»»
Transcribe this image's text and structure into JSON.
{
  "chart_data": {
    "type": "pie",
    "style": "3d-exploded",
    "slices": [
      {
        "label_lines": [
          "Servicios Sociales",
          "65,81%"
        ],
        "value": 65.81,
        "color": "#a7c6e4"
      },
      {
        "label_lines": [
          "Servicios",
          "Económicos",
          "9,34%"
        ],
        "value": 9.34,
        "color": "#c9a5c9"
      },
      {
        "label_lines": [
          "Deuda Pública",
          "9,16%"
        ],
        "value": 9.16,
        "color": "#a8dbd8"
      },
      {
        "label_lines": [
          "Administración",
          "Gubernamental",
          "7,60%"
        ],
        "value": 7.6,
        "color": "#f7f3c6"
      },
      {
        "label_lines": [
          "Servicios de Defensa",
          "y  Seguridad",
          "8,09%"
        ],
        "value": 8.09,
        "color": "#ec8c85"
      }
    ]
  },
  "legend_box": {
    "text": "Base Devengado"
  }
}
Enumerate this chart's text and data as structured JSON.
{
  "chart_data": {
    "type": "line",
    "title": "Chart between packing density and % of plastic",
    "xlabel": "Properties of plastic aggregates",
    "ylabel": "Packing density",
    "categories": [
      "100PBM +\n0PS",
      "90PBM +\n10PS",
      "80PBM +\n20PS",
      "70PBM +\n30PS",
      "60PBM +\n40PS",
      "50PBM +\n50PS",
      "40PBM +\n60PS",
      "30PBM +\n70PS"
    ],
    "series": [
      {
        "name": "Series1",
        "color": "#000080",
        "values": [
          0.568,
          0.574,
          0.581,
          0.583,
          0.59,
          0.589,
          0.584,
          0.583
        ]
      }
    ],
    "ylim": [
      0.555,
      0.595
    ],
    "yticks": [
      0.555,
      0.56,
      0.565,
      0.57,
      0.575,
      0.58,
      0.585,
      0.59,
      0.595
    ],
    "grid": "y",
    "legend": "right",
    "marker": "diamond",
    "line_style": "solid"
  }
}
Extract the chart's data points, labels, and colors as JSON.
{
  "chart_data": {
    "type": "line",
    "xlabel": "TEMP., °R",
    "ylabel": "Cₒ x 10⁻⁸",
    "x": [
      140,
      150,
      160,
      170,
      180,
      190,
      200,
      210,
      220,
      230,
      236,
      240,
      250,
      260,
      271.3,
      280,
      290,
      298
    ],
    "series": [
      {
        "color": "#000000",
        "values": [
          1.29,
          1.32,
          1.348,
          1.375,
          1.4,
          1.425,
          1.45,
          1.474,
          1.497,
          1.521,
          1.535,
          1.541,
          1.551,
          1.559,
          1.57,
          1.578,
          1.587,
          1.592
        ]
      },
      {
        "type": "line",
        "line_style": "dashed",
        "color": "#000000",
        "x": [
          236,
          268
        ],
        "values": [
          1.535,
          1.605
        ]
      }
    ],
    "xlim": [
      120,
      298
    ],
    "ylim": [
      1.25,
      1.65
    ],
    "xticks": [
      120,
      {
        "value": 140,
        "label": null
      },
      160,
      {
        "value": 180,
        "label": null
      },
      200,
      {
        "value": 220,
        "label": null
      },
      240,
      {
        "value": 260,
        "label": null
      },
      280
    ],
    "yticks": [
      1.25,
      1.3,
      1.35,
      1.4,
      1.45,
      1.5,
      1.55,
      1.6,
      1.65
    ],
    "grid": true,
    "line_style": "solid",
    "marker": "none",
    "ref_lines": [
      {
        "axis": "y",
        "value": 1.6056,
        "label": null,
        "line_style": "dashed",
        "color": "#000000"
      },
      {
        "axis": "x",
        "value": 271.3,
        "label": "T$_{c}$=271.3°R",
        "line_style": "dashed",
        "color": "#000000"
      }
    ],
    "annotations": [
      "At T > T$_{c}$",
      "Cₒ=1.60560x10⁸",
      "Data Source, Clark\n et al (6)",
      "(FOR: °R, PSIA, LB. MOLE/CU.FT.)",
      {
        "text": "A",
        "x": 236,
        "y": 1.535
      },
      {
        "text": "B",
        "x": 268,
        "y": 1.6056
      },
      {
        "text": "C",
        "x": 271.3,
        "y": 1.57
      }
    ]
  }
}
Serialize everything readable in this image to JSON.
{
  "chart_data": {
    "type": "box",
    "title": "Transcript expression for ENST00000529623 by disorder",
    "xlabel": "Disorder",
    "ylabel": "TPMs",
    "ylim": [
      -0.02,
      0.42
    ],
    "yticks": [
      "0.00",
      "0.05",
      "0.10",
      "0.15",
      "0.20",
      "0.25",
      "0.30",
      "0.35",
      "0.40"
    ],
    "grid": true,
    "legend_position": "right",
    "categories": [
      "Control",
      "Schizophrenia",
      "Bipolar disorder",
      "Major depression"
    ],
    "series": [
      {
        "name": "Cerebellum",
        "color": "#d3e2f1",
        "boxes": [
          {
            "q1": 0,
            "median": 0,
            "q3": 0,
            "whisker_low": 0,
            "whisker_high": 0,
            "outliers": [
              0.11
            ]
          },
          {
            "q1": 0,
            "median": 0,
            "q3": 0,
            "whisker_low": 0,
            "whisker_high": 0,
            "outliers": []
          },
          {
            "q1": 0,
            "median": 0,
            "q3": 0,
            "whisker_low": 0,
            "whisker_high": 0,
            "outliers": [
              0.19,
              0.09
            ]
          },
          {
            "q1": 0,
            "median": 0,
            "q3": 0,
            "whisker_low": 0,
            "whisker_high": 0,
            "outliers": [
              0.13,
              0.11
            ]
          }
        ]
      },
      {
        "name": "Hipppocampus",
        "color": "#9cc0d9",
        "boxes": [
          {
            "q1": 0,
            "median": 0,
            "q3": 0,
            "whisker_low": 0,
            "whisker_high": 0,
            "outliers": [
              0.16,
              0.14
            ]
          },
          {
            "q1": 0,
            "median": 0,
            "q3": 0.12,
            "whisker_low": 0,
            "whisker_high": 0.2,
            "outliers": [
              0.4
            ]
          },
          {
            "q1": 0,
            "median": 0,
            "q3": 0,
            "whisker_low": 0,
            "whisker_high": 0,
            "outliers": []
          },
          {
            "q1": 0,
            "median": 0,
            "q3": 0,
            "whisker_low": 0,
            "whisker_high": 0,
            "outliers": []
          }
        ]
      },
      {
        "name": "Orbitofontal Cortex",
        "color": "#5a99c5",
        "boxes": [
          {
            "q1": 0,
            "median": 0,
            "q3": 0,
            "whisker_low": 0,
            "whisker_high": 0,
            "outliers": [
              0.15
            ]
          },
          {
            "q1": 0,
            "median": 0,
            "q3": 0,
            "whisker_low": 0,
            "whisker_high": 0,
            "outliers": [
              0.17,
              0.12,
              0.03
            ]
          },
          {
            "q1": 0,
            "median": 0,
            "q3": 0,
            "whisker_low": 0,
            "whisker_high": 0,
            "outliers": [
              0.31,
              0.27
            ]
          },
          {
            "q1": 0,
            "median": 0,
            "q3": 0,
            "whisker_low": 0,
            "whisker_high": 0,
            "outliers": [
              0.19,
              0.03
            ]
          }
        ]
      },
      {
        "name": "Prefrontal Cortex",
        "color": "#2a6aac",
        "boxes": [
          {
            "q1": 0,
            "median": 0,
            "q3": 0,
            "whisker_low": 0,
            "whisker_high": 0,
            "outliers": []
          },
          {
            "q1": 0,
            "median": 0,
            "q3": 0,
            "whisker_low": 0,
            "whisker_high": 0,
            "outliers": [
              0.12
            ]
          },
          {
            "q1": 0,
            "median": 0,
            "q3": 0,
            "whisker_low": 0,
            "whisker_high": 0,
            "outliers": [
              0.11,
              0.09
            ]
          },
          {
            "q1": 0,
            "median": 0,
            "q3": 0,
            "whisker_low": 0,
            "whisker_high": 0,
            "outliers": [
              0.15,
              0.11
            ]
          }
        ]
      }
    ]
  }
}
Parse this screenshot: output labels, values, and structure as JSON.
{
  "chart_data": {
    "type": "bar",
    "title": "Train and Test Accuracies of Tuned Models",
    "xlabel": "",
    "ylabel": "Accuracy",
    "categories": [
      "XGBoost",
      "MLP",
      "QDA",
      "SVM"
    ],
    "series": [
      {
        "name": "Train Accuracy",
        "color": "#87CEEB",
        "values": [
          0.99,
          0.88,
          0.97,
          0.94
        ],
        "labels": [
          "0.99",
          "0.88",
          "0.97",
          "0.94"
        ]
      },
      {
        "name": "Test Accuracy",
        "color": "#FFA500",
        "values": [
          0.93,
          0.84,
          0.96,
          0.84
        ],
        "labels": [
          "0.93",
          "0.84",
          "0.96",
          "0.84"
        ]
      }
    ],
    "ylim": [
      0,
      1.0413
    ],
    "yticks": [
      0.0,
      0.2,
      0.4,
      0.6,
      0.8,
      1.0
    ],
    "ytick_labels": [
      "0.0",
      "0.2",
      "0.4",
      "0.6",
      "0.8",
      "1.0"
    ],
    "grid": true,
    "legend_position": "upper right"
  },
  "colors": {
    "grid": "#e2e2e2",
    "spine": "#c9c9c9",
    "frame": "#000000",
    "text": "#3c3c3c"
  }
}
««
From the data above, copy out every line with the string "plastic" in it.

    "title": "Chart between packing density and % of plastic",
    "xlabel": "Properties of plastic aggregates",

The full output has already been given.